→ **WHAT THIS TASK INVOLVES**: Work out how many lines contain "Enrolments". Reply with the count alone.

[Stored data]
• • •

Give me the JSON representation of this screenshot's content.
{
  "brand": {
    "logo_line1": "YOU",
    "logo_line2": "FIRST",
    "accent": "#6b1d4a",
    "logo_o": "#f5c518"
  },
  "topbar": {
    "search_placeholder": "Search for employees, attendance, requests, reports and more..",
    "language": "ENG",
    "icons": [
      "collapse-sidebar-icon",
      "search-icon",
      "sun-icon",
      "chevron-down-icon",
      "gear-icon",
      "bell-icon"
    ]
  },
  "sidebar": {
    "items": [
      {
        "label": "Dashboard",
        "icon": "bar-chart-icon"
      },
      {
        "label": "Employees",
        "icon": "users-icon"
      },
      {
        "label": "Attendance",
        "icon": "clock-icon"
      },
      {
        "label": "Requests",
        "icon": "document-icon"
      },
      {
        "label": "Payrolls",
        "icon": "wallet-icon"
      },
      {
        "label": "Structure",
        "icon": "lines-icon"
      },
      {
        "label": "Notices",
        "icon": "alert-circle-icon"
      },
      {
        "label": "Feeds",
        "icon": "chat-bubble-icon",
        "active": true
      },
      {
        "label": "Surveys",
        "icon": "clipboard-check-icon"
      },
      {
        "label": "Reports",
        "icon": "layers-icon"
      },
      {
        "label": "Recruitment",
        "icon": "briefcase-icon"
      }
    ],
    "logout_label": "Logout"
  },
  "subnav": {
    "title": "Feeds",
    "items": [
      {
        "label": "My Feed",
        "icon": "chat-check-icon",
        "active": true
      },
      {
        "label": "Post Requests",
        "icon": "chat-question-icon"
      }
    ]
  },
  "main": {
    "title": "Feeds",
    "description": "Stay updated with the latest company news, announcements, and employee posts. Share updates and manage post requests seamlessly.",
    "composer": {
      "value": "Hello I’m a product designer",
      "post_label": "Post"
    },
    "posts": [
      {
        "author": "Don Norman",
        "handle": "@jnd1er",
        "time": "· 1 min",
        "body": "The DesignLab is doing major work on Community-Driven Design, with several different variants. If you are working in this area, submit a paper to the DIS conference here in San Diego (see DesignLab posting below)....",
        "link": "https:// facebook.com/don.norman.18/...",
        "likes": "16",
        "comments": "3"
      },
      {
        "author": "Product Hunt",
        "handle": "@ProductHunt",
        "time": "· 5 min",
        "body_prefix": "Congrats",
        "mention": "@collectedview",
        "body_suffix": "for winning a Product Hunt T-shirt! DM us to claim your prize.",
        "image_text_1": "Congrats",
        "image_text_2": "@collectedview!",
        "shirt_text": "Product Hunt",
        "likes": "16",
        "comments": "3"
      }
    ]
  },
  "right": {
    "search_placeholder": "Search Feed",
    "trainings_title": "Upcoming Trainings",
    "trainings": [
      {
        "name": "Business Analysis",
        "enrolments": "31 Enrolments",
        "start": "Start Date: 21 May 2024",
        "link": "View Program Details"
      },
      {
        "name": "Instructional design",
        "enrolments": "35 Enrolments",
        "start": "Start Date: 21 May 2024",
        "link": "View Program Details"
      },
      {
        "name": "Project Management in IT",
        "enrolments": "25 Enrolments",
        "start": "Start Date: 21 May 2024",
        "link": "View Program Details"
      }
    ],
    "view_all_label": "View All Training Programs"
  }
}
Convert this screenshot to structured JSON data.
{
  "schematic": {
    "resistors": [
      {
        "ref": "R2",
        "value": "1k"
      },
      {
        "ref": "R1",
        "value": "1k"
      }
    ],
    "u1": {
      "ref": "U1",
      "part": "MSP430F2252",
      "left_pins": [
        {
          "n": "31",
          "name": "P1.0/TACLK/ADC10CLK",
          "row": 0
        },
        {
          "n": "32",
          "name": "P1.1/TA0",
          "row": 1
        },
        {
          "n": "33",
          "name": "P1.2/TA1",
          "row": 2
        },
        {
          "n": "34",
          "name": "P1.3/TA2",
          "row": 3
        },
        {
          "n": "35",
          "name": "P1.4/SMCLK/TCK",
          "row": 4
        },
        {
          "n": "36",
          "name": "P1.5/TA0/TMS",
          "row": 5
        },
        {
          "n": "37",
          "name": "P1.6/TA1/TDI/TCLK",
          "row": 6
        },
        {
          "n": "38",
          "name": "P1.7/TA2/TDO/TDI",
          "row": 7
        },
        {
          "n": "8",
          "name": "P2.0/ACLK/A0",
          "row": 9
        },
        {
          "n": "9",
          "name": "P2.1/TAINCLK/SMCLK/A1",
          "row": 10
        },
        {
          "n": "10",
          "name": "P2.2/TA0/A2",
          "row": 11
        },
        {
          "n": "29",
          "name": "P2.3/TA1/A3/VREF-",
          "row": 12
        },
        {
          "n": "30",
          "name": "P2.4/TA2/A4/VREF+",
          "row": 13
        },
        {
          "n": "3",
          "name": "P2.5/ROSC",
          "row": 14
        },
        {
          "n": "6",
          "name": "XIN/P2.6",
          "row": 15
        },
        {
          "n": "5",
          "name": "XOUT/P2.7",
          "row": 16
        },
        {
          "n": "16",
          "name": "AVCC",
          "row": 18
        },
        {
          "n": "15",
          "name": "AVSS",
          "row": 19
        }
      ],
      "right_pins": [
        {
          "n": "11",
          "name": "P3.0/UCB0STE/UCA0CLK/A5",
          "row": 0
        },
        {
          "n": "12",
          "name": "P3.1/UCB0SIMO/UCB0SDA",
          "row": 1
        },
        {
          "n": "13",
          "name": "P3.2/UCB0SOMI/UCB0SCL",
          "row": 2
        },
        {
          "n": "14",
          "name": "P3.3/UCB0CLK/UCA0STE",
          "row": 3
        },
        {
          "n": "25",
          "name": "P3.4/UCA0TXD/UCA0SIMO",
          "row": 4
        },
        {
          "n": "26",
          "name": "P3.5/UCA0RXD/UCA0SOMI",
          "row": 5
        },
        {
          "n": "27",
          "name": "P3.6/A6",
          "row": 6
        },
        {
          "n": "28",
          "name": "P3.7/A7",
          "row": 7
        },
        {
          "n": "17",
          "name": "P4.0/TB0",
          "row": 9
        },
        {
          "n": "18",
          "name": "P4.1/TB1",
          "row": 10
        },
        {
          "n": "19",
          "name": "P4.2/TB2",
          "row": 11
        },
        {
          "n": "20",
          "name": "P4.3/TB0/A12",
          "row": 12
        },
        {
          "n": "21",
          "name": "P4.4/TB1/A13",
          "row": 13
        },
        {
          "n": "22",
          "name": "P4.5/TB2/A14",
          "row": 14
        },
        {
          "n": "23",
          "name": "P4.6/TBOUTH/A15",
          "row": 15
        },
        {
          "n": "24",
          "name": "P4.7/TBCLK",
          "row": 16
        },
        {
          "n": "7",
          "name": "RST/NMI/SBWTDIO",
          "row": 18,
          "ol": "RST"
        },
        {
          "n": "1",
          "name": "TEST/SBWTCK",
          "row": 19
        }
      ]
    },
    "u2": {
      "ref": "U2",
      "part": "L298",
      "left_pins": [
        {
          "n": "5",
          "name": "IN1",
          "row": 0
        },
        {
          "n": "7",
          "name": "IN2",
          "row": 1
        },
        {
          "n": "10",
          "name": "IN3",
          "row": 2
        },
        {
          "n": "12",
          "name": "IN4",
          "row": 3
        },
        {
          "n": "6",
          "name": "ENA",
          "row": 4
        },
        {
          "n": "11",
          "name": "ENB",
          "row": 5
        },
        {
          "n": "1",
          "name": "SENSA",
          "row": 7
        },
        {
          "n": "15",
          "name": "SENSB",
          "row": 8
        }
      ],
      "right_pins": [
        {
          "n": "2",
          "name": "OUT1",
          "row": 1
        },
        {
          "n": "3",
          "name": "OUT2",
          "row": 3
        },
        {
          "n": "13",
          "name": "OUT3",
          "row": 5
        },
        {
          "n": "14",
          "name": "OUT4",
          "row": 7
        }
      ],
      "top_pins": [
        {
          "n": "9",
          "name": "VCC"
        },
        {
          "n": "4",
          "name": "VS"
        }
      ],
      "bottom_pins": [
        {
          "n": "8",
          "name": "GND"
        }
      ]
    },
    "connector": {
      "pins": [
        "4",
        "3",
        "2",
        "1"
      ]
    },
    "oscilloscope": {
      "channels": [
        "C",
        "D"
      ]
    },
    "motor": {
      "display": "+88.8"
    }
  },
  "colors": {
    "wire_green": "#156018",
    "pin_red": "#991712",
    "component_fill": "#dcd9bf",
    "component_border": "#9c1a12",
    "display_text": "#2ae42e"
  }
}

• • •

→ **SOLUTION**: 3